• RECORDS SHOWN
##############################

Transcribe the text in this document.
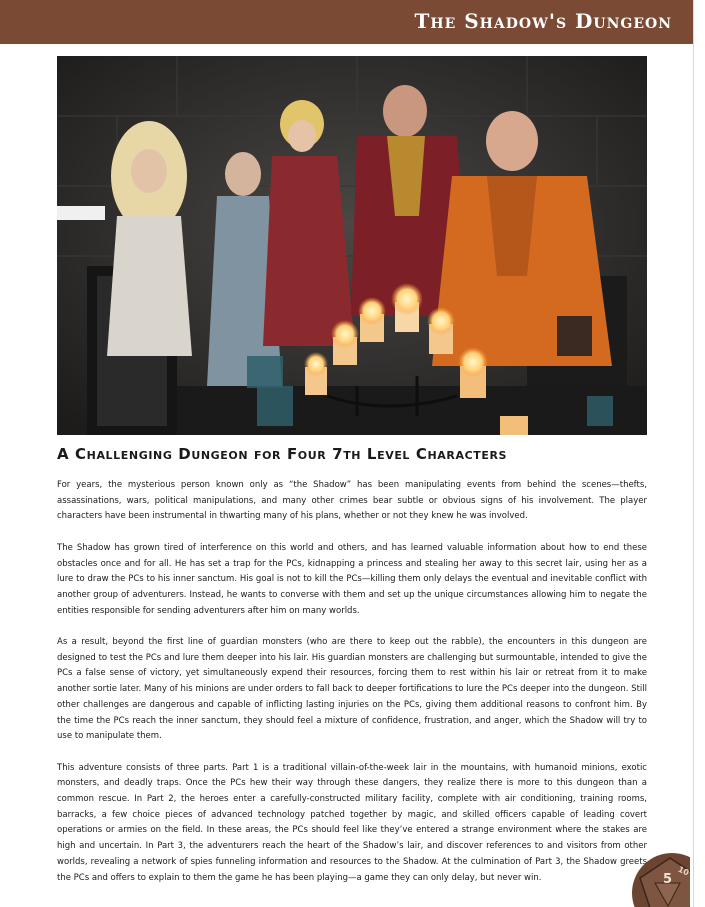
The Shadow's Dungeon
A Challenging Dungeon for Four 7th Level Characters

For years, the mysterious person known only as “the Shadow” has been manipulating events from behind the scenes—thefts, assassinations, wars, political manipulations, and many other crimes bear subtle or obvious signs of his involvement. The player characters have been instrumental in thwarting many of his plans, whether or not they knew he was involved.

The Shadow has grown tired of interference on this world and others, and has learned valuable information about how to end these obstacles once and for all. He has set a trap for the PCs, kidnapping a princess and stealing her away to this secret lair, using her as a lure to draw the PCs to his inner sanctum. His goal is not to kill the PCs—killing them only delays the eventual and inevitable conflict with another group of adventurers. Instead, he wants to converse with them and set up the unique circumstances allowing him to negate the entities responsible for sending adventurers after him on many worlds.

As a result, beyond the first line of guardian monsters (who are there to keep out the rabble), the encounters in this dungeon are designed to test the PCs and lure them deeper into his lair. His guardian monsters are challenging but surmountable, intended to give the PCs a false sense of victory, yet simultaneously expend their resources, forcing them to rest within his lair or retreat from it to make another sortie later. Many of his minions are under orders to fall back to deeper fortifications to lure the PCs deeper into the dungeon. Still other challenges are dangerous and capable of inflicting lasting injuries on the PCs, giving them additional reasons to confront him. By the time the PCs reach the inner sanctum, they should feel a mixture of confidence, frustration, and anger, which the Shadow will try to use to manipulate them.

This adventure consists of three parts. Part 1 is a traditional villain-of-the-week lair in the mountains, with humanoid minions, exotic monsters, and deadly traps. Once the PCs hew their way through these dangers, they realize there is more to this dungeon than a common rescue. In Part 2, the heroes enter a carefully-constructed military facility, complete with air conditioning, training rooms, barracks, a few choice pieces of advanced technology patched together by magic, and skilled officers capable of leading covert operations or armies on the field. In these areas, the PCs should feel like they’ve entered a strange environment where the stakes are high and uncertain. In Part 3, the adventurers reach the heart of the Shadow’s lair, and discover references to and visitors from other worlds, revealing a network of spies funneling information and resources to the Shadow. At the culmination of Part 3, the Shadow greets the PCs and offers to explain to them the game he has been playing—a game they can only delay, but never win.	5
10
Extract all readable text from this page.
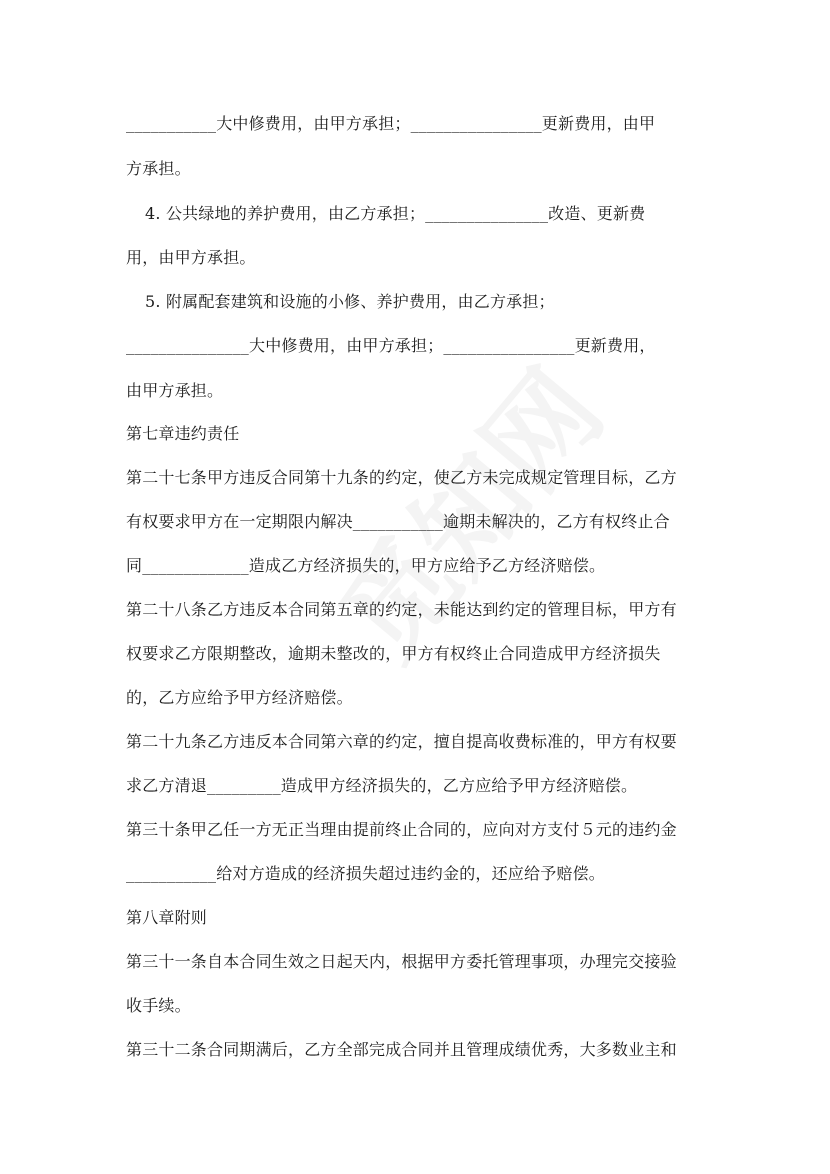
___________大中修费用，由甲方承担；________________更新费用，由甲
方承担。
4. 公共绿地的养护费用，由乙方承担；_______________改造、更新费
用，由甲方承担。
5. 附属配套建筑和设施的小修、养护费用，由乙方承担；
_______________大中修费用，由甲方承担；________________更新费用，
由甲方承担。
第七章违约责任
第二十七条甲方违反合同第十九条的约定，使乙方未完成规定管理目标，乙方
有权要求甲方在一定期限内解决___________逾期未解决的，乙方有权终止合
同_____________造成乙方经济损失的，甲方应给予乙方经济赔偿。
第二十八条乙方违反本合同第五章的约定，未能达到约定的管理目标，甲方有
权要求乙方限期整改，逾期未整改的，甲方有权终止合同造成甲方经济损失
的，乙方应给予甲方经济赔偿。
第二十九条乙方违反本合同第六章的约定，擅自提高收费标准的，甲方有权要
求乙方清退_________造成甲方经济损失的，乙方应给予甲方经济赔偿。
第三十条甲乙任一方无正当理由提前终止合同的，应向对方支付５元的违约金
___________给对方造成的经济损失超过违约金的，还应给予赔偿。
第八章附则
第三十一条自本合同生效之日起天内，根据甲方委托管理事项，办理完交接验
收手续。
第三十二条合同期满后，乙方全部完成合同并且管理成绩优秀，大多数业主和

##############################

• DESCRIPTION OF THE TASK
Quote the data exactly, leaving every image out of the copy.

• FULL RESPONSE
Transcribe the text in this document.
The Shadow's Dungeon
A Challenging Dungeon for Four 7th Level Characters

For years, the mysterious person known only as “the Shadow” has been manipulating events from behind the scenes—thefts, assassinations, wars, political manipulations, and many other crimes bear subtle or obvious signs of his involvement. The player characters have been instrumental in thwarting many of his plans, whether or not they knew he was involved.

The Shadow has grown tired of interference on this world and others, and has learned valuable information about how to end these obstacles once and for all. He has set a trap for the PCs, kidnapping a princess and stealing her away to this secret lair, using her as a lure to draw the PCs to his inner sanctum. His goal is not to kill the PCs—killing them only delays the eventual and inevitable conflict with another group of adventurers. Instead, he wants to converse with them and set up the unique circumstances allowing him to negate the entities responsible for sending adventurers after him on many worlds.

As a result, beyond the first line of guardian monsters (who are there to keep out the rabble), the encounters in this dungeon are designed to test the PCs and lure them deeper into his lair. His guardian monsters are challenging but surmountable, intended to give the PCs a false sense of victory, yet simultaneously expend their resources, forcing them to rest within his lair or retreat from it to make another sortie later. Many of his minions are under orders to fall back to deeper fortifications to lure the PCs deeper into the dungeon. Still other challenges are dangerous and capable of inflicting lasting injuries on the PCs, giving them additional reasons to confront him. By the time the PCs reach the inner sanctum, they should feel a mixture of confidence, frustration, and anger, which the Shadow will try to use to manipulate them.

This adventure consists of three parts. Part 1 is a traditional villain-of-the-week lair in the mountains, with humanoid minions, exotic monsters, and deadly traps. Once the PCs hew their way through these dangers, they realize there is more to this dungeon than a common rescue. In Part 2, the heroes enter a carefully-constructed military facility, complete with air conditioning, training rooms, barracks, a few choice pieces of advanced technology patched together by magic, and skilled officers capable of leading covert operations or armies on the field. In these areas, the PCs should feel like they’ve entered a strange environment where the stakes are high and uncertain. In Part 3, the adventurers reach the heart of the Shadow’s lair, and discover references to and visitors from other worlds, revealing a network of spies funneling information and resources to the Shadow. At the culmination of Part 3, the Shadow greets the PCs and offers to explain to them the game he has been playing—a game they can only delay, but never win.	5
10
Extract all readable text from this page.
___________大中修费用，由甲方承担；________________更新费用，由甲
方承担。
4. 公共绿地的养护费用，由乙方承担；_______________改造、更新费
用，由甲方承担。
5. 附属配套建筑和设施的小修、养护费用，由乙方承担；
_______________大中修费用，由甲方承担；________________更新费用，
由甲方承担。
第七章违约责任
第二十七条甲方违反合同第十九条的约定，使乙方未完成规定管理目标，乙方
有权要求甲方在一定期限内解决___________逾期未解决的，乙方有权终止合
同_____________造成乙方经济损失的，甲方应给予乙方经济赔偿。
第二十八条乙方违反本合同第五章的约定，未能达到约定的管理目标，甲方有
权要求乙方限期整改，逾期未整改的，甲方有权终止合同造成甲方经济损失
的，乙方应给予甲方经济赔偿。
第二十九条乙方违反本合同第六章的约定，擅自提高收费标准的，甲方有权要
求乙方清退_________造成甲方经济损失的，乙方应给予甲方经济赔偿。
第三十条甲乙任一方无正当理由提前终止合同的，应向对方支付５元的违约金
___________给对方造成的经济损失超过违约金的，还应给予赔偿。
第八章附则
第三十一条自本合同生效之日起天内，根据甲方委托管理事项，办理完交接验
收手续。
第三十二条合同期满后，乙方全部完成合同并且管理成绩优秀，大多数业主和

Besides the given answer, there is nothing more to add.